> **Written instruction**: Reproduce every line of the listing as written, apart from the pictures.

-- -- --

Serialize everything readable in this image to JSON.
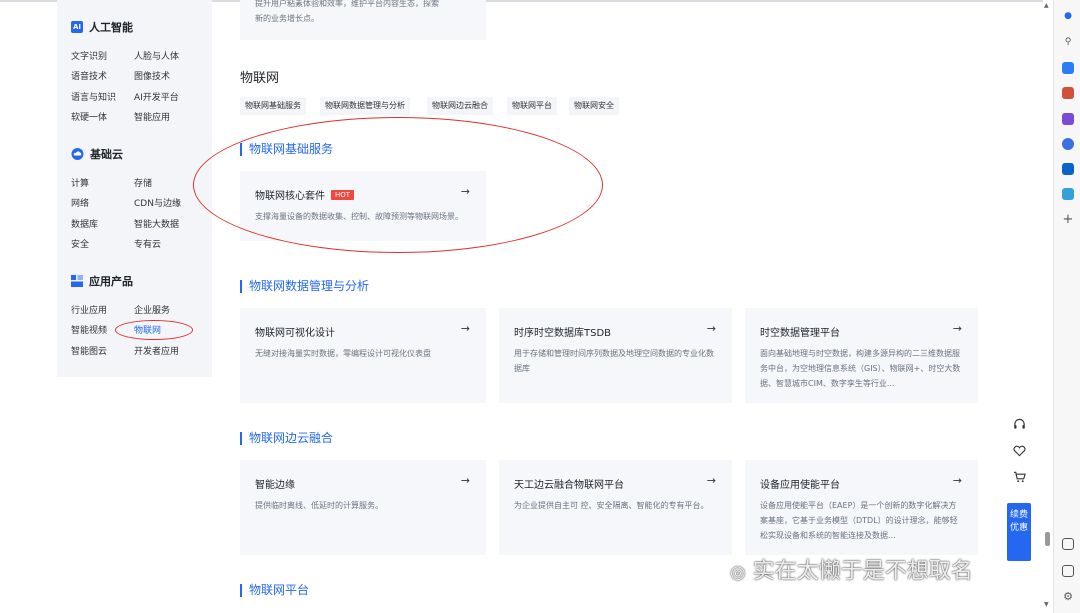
{
  "sidebar": {
    "groups": [
      {
        "title": "人工智能",
        "items": [
          "文字识别",
          "人脸与人体",
          "语音技术",
          "图像技术",
          "语言与知识",
          "AI开发平台",
          "软硬一体",
          "智能应用"
        ]
      },
      {
        "title": "基础云",
        "items": [
          "计算",
          "存储",
          "网络",
          "CDN与边缘",
          "数据库",
          "智能大数据",
          "安全",
          "专有云"
        ]
      },
      {
        "title": "应用产品",
        "items": [
          "行业应用",
          "企业服务",
          "智能视频",
          "物联网",
          "智能图云",
          "开发者应用"
        ]
      }
    ],
    "ai_icon_text": "AI"
  },
  "main": {
    "top_card_desc": [
      "提升用户粘素体验和效率，维护平台内容生态，探索",
      "新的业务增长点。"
    ],
    "heading": "物联网",
    "tags": [
      "物联网基础服务",
      "物联网数据管理与分析",
      "物联网边云融合",
      "物联网平台",
      "物联网安全"
    ],
    "sections": [
      {
        "title": "物联网基础服务",
        "cards": [
          {
            "title": "物联网核心套件",
            "badge": "HOT",
            "desc": "支撑海量设备的数据收集、控制、故障预测等物联网场景。"
          }
        ]
      },
      {
        "title": "物联网数据管理与分析",
        "cards": [
          {
            "title": "物联网可视化设计",
            "desc": "无缝对接海量实时数据，零编程设计可视化仪表盘"
          },
          {
            "title": "时序时空数据库TSDB",
            "desc": "用于存储和管理时间序列数据及地理空间数据的专业化数据库"
          },
          {
            "title": "时空数据管理平台",
            "desc": "面向基础地理与时空数据，构建多源异构的二三维数据服务中台，为空地理信息系统（GIS）、物联网+、时空大数据、智慧城市CIM、数字孪生等行业..."
          }
        ]
      },
      {
        "title": "物联网边云融合",
        "cards": [
          {
            "title": "智能边缘",
            "desc": "提供临时离线、低延时的计算服务。"
          },
          {
            "title": "天工边云融合物联网平台",
            "desc": "为企业提供自主可 控、安全隔离、智能化的专有平台。"
          },
          {
            "title": "设备应用使能平台",
            "desc": "设备应用使能平台（EAEP）是一个创新的数字化解决方案基座，它基于业务模型（DTDL）的设计理念，能够轻松实现设备和系统的智能连接及数据..."
          }
        ]
      },
      {
        "title": "物联网平台",
        "cards": []
      }
    ],
    "arrow": "→"
  },
  "float": {
    "promo": "续费优惠"
  },
  "watermark": "实在太懒于是不想取名",
  "icons": [
    "bell-icon",
    "search-icon",
    "tag-icon",
    "toolbox-icon",
    "chess-icon",
    "copilot-icon",
    "outlook-icon",
    "send-icon",
    "plus-icon",
    "headset-icon",
    "heart-icon",
    "cart-icon",
    "wechat-icon"
  ],
  "colors": {
    "accent": "#2468f2",
    "hot": "#f0483e",
    "annotation": "#e0312a",
    "card_bg": "#f5f7fa"
  }
}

-- -- --

> **Exercise answer**:
Serialize everything readable in this image to JSON.
{
  "sidebar": {
    "groups": [
      {
        "title": "人工智能",
        "items": [
          "文字识别",
          "人脸与人体",
          "语音技术",
          "图像技术",
          "语言与知识",
          "AI开发平台",
          "软硬一体",
          "智能应用"
        ]
      },
      {
        "title": "基础云",
        "items": [
          "计算",
          "存储",
          "网络",
          "CDN与边缘",
          "数据库",
          "智能大数据",
          "安全",
          "专有云"
        ]
      },
      {
        "title": "应用产品",
        "items": [
          "行业应用",
          "企业服务",
          "智能视频",
          "物联网",
          "智能图云",
          "开发者应用"
        ]
      }
    ],
    "ai_icon_text": "AI"
  },
  "main": {
    "top_card_desc": [
      "提升用户粘素体验和效率，维护平台内容生态，探索",
      "新的业务增长点。"
    ],
    "heading": "物联网",
    "tags": [
      "物联网基础服务",
      "物联网数据管理与分析",
      "物联网边云融合",
      "物联网平台",
      "物联网安全"
    ],
    "sections": [
      {
        "title": "物联网基础服务",
        "cards": [
          {
            "title": "物联网核心套件",
            "badge": "HOT",
            "desc": "支撑海量设备的数据收集、控制、故障预测等物联网场景。"
          }
        ]
      },
      {
        "title": "物联网数据管理与分析",
        "cards": [
          {
            "title": "物联网可视化设计",
            "desc": "无缝对接海量实时数据，零编程设计可视化仪表盘"
          },
          {
            "title": "时序时空数据库TSDB",
            "desc": "用于存储和管理时间序列数据及地理空间数据的专业化数据库"
          },
          {
            "title": "时空数据管理平台",
            "desc": "面向基础地理与时空数据，构建多源异构的二三维数据服务中台，为空地理信息系统（GIS）、物联网+、时空大数据、智慧城市CIM、数字孪生等行业..."
          }
        ]
      },
      {
        "title": "物联网边云融合",
        "cards": [
          {
            "title": "智能边缘",
            "desc": "提供临时离线、低延时的计算服务。"
          },
          {
            "title": "天工边云融合物联网平台",
            "desc": "为企业提供自主可 控、安全隔离、智能化的专有平台。"
          },
          {
            "title": "设备应用使能平台",
            "desc": "设备应用使能平台（EAEP）是一个创新的数字化解决方案基座，它基于业务模型（DTDL）的设计理念，能够轻松实现设备和系统的智能连接及数据..."
          }
        ]
      },
      {
        "title": "物联网平台",
        "cards": []
      }
    ],
    "arrow": "→"
  },
  "float": {
    "promo": "续费优惠"
  },
  "watermark": "实在太懒于是不想取名",
  "icons": [
    "bell-icon",
    "search-icon",
    "tag-icon",
    "toolbox-icon",
    "chess-icon",
    "copilot-icon",
    "outlook-icon",
    "send-icon",
    "plus-icon",
    "headset-icon",
    "heart-icon",
    "cart-icon",
    "wechat-icon"
  ],
  "colors": {
    "accent": "#2468f2",
    "hot": "#f0483e",
    "annotation": "#e0312a",
    "card_bg": "#f5f7fa"
  }
}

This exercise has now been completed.